[EXERCISE GOAL]
Copy out every line that contains "text".

Records from a collection of figures:
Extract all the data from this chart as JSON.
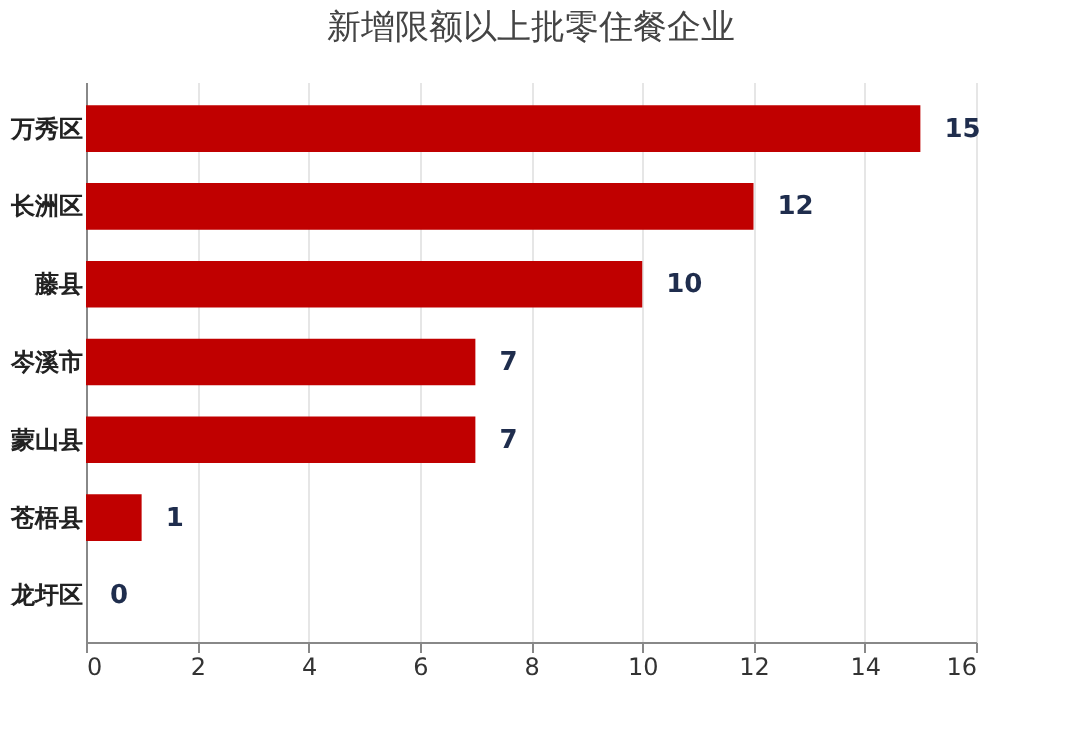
{
  "chart_data": {
    "type": "bar",
    "orientation": "horizontal",
    "title": "新增限额以上批零住餐企业",
    "categories": [
      "万秀区",
      "长洲区",
      "藤县",
      "岑溪市",
      "蒙山县",
      "苍梧县",
      "龙圩区"
    ],
    "values": [
      15,
      12,
      10,
      7,
      7,
      1,
      0
    ],
    "color": "#c00000",
    "xlim": [
      0,
      16
    ],
    "xticks": [
      0,
      2,
      4,
      6,
      8,
      10,
      12,
      14,
      16
    ],
    "grid": "x",
    "data_labels": true
  }
}
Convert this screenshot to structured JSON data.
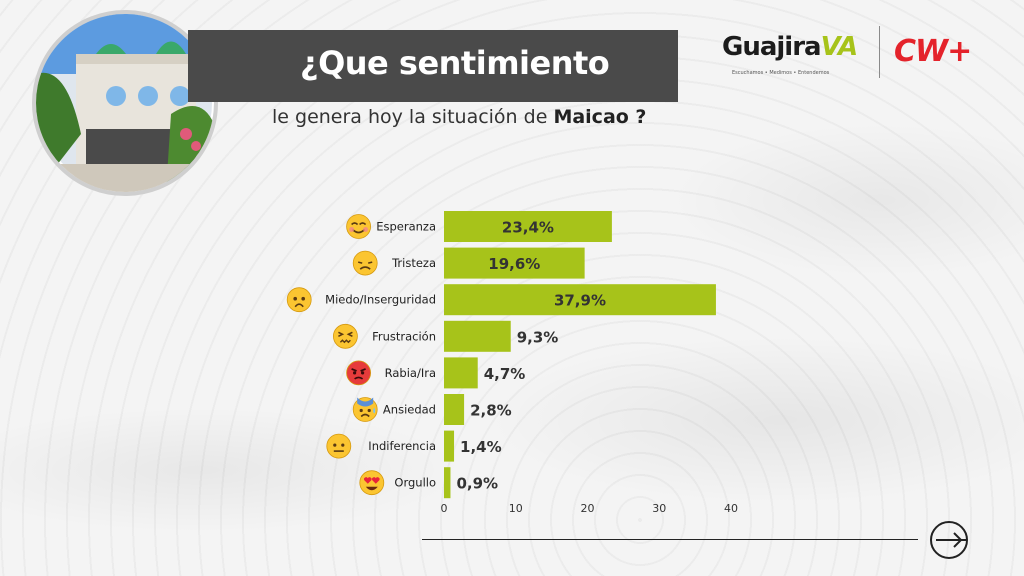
{
  "header": {
    "title": "¿Que sentimiento",
    "subtitle_prefix": "le genera hoy la situación de ",
    "subtitle_bold": "Maicao ?"
  },
  "logos": {
    "guajira_main": "Guajira",
    "guajira_va": "VA",
    "guajira_tagline": "Escuchamos • Medimos • Entendemos",
    "cw": "CW+"
  },
  "colors": {
    "bar": "#a7c31a",
    "title_bar": "#4a4a4a",
    "cw_red": "#e4232b"
  },
  "chart_data": {
    "type": "bar",
    "orientation": "horizontal",
    "categories": [
      "Esperanza",
      "Tristeza",
      "Miedo/Inserguridad",
      "Frustración",
      "Rabia/Ira",
      "Ansiedad",
      "Indiferencia",
      "Orgullo"
    ],
    "values": [
      23.4,
      19.6,
      37.9,
      9.3,
      4.7,
      2.8,
      1.4,
      0.9
    ],
    "data_labels": [
      "23,4%",
      "19,6%",
      "37,9%",
      "9,3%",
      "4,7%",
      "2,8%",
      "1,4%",
      "0,9%"
    ],
    "icons": [
      "smiling-face-icon",
      "sad-face-icon",
      "fearful-face-icon",
      "frustrated-face-icon",
      "angry-face-icon",
      "anxious-face-icon",
      "neutral-face-icon",
      "heart-eyes-face-icon"
    ],
    "xticks": [
      "0",
      "10",
      "20",
      "30",
      "40"
    ],
    "xlim": [
      0,
      40
    ],
    "grid": false
  }
}
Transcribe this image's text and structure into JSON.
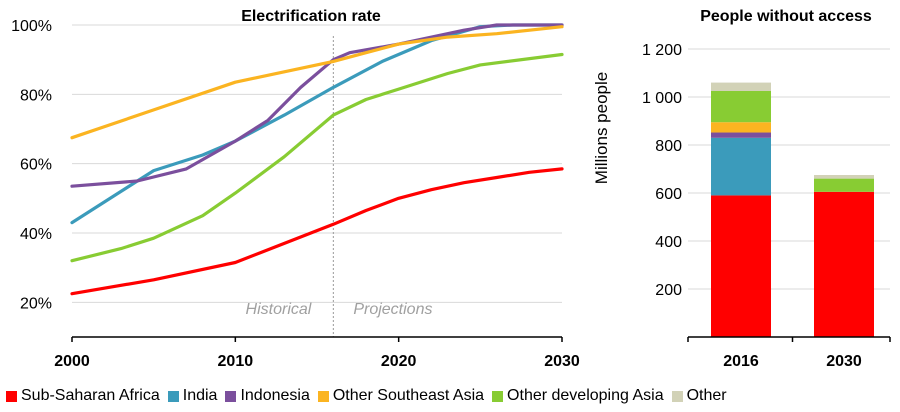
{
  "chart_data": [
    {
      "type": "line",
      "title": "Electrification rate",
      "xlabel": "",
      "ylabel": "",
      "xlim": [
        2000,
        2030
      ],
      "ylim": [
        10,
        100
      ],
      "x_ticks": [
        "2000",
        "2010",
        "2020",
        "2030"
      ],
      "y_ticks": [
        "20%",
        "40%",
        "60%",
        "80%",
        "100%"
      ],
      "grid": "horizontal",
      "annotations": {
        "divider_year": 2016,
        "left_label": "Historical",
        "right_label": "Projections"
      },
      "series": [
        {
          "name": "Sub-Saharan Africa",
          "color": "#ff0000",
          "points": [
            [
              2000,
              22.5
            ],
            [
              2005,
              26.5
            ],
            [
              2010,
              31.5
            ],
            [
              2013,
              37
            ],
            [
              2016,
              42.5
            ],
            [
              2018,
              46.5
            ],
            [
              2020,
              50
            ],
            [
              2022,
              52.5
            ],
            [
              2024,
              54.5
            ],
            [
              2026,
              56
            ],
            [
              2028,
              57.5
            ],
            [
              2030,
              58.5
            ]
          ]
        },
        {
          "name": "India",
          "color": "#3b9bbb",
          "points": [
            [
              2000,
              43
            ],
            [
              2003,
              52
            ],
            [
              2005,
              58
            ],
            [
              2008,
              62.5
            ],
            [
              2010,
              66.5
            ],
            [
              2013,
              74
            ],
            [
              2016,
              82
            ],
            [
              2019,
              89.5
            ],
            [
              2022,
              95.5
            ],
            [
              2025,
              99.5
            ],
            [
              2027,
              100
            ],
            [
              2030,
              100
            ]
          ]
        },
        {
          "name": "Indonesia",
          "color": "#7b4f9d",
          "points": [
            [
              2000,
              53.5
            ],
            [
              2004,
              55
            ],
            [
              2007,
              58.5
            ],
            [
              2010,
              66.5
            ],
            [
              2012,
              72.5
            ],
            [
              2014,
              82
            ],
            [
              2016,
              90
            ],
            [
              2017,
              92
            ],
            [
              2020,
              94.5
            ],
            [
              2024,
              98.5
            ],
            [
              2026,
              100
            ],
            [
              2030,
              100
            ]
          ]
        },
        {
          "name": "Other Southeast Asia",
          "color": "#fbb421",
          "points": [
            [
              2000,
              67.5
            ],
            [
              2005,
              75.5
            ],
            [
              2010,
              83.5
            ],
            [
              2013,
              86.5
            ],
            [
              2016,
              89.5
            ],
            [
              2018,
              92
            ],
            [
              2020,
              94.5
            ],
            [
              2023,
              96.5
            ],
            [
              2026,
              97.5
            ],
            [
              2030,
              99.5
            ]
          ]
        },
        {
          "name": "Other developing Asia",
          "color": "#88cc33",
          "points": [
            [
              2000,
              32
            ],
            [
              2003,
              35.5
            ],
            [
              2005,
              38.5
            ],
            [
              2008,
              45
            ],
            [
              2010,
              51.5
            ],
            [
              2013,
              62
            ],
            [
              2016,
              74
            ],
            [
              2018,
              78.5
            ],
            [
              2020,
              81.5
            ],
            [
              2023,
              86
            ],
            [
              2025,
              88.5
            ],
            [
              2030,
              91.5
            ]
          ]
        }
      ]
    },
    {
      "type": "bar",
      "stacked": true,
      "title": "People without access",
      "ylabel": "Millions people",
      "ylim": [
        0,
        1300
      ],
      "y_ticks": [
        "200",
        "400",
        "600",
        "800",
        "1 000",
        "1 200"
      ],
      "categories": [
        "2016",
        "2030"
      ],
      "series": [
        {
          "name": "Sub-Saharan Africa",
          "color": "#ff0000",
          "values": [
            590,
            605
          ]
        },
        {
          "name": "India",
          "color": "#3b9bbb",
          "values": [
            240,
            0
          ]
        },
        {
          "name": "Indonesia",
          "color": "#7b4f9d",
          "values": [
            22,
            0
          ]
        },
        {
          "name": "Other Southeast Asia",
          "color": "#fbb421",
          "values": [
            43,
            0
          ]
        },
        {
          "name": "Other developing Asia",
          "color": "#88cc33",
          "values": [
            130,
            55
          ]
        },
        {
          "name": "Other",
          "color": "#d2d2b7",
          "values": [
            35,
            15
          ]
        }
      ]
    }
  ],
  "legend": [
    {
      "label": "Sub-Saharan Africa",
      "color": "#ff0000"
    },
    {
      "label": "India",
      "color": "#3b9bbb"
    },
    {
      "label": "Indonesia",
      "color": "#7b4f9d"
    },
    {
      "label": "Other Southeast Asia",
      "color": "#fbb421"
    },
    {
      "label": "Other developing Asia",
      "color": "#88cc33"
    },
    {
      "label": "Other",
      "color": "#d2d2b7"
    }
  ]
}
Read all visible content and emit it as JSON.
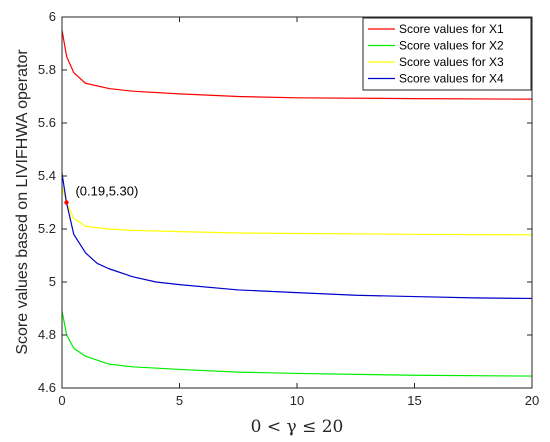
{
  "chart_data": {
    "type": "line",
    "xlabel": "0 < γ ≤ 20",
    "ylabel": "Score values based on LIVIFHWA operator",
    "xlim": [
      0,
      20
    ],
    "ylim": [
      4.6,
      6
    ],
    "xticks": [
      "0",
      "5",
      "10",
      "15",
      "20"
    ],
    "yticks": [
      "4.6",
      "4.8",
      "5",
      "5.2",
      "5.4",
      "5.6",
      "5.8",
      "6"
    ],
    "grid": false,
    "legend_position": "top-right",
    "series": [
      {
        "name": "Score values for X1",
        "color": "#ff0000",
        "x": [
          0,
          0.2,
          0.5,
          1,
          2,
          3,
          5,
          7.5,
          10,
          15,
          20
        ],
        "y": [
          5.95,
          5.85,
          5.79,
          5.75,
          5.73,
          5.72,
          5.71,
          5.7,
          5.695,
          5.692,
          5.69
        ]
      },
      {
        "name": "Score values for X2",
        "color": "#00ee00",
        "x": [
          0,
          0.2,
          0.5,
          1,
          2,
          3,
          5,
          7.5,
          10,
          15,
          20
        ],
        "y": [
          4.89,
          4.8,
          4.75,
          4.72,
          4.69,
          4.68,
          4.67,
          4.66,
          4.655,
          4.648,
          4.645
        ]
      },
      {
        "name": "Score values for X3",
        "color": "#ffff00",
        "x": [
          0,
          0.19,
          0.5,
          1,
          2,
          3,
          5,
          7.5,
          10,
          15,
          20
        ],
        "y": [
          5.36,
          5.3,
          5.24,
          5.21,
          5.2,
          5.195,
          5.19,
          5.185,
          5.183,
          5.18,
          5.178
        ]
      },
      {
        "name": "Score values for X4",
        "color": "#0000cc",
        "x": [
          0,
          0.19,
          0.5,
          1,
          1.5,
          2,
          3,
          4,
          5,
          7.5,
          10,
          12.5,
          15,
          17.5,
          20
        ],
        "y": [
          5.41,
          5.3,
          5.18,
          5.11,
          5.07,
          5.05,
          5.02,
          5.0,
          4.99,
          4.97,
          4.96,
          4.95,
          4.945,
          4.94,
          4.938
        ]
      }
    ],
    "annotations": [
      {
        "text": "(0.19,5.30)",
        "x": 0.19,
        "y": 5.3,
        "marker_color": "#ff0000"
      }
    ]
  }
}
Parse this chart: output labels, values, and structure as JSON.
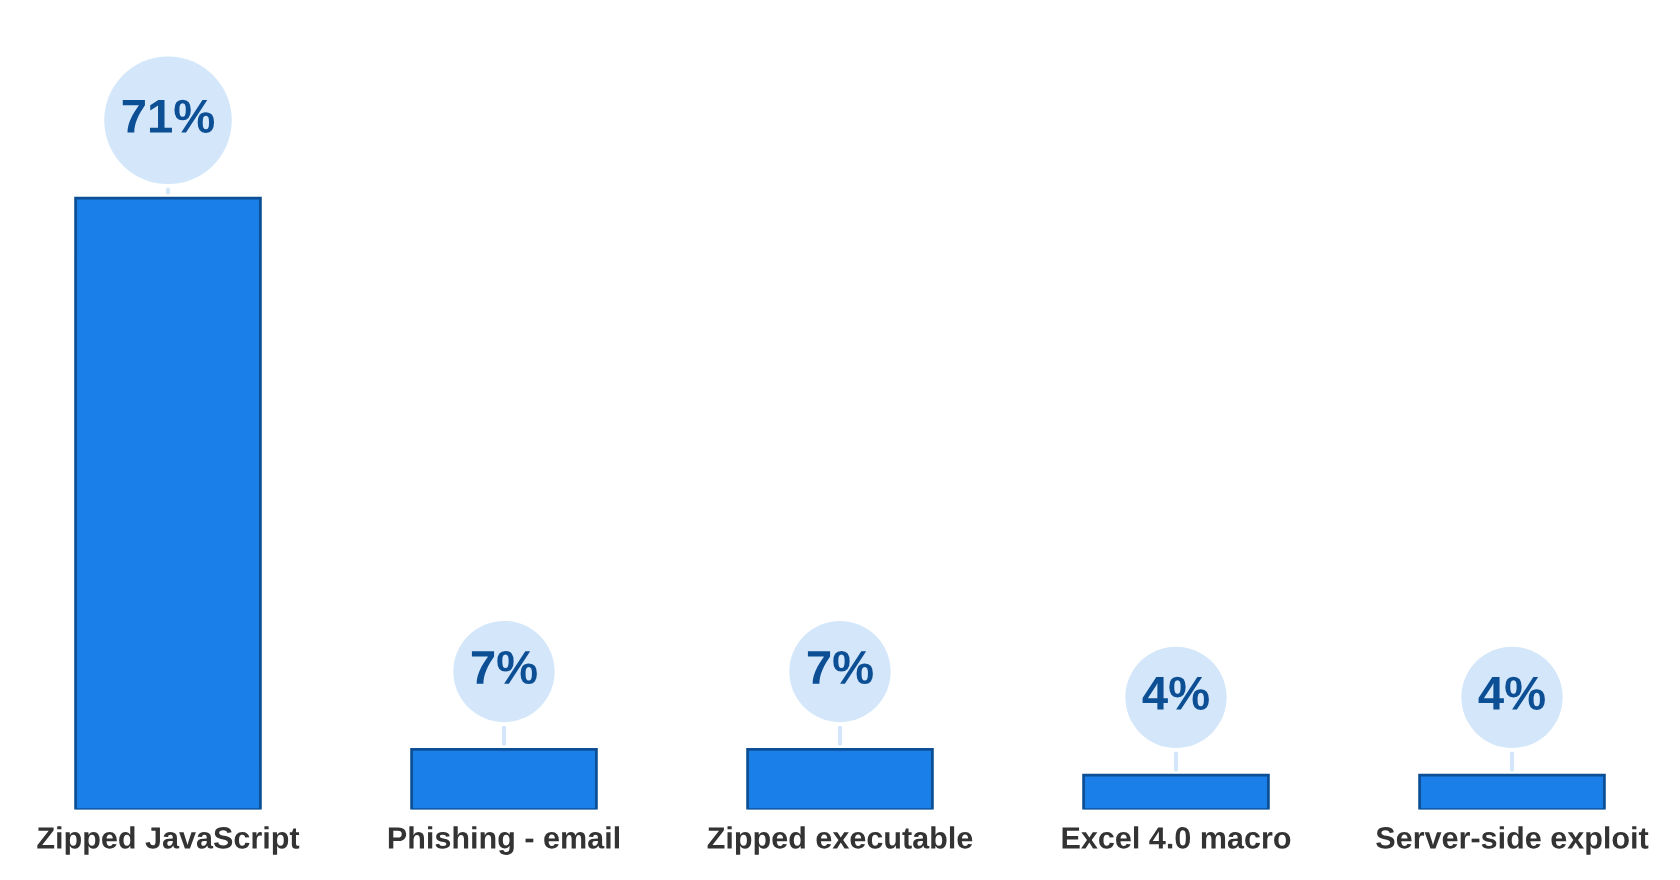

[RESPONSE TO THIS EXERCISE]
Transcribe this image's text and structure into JSON.
        "text": "(0.19,5.30)",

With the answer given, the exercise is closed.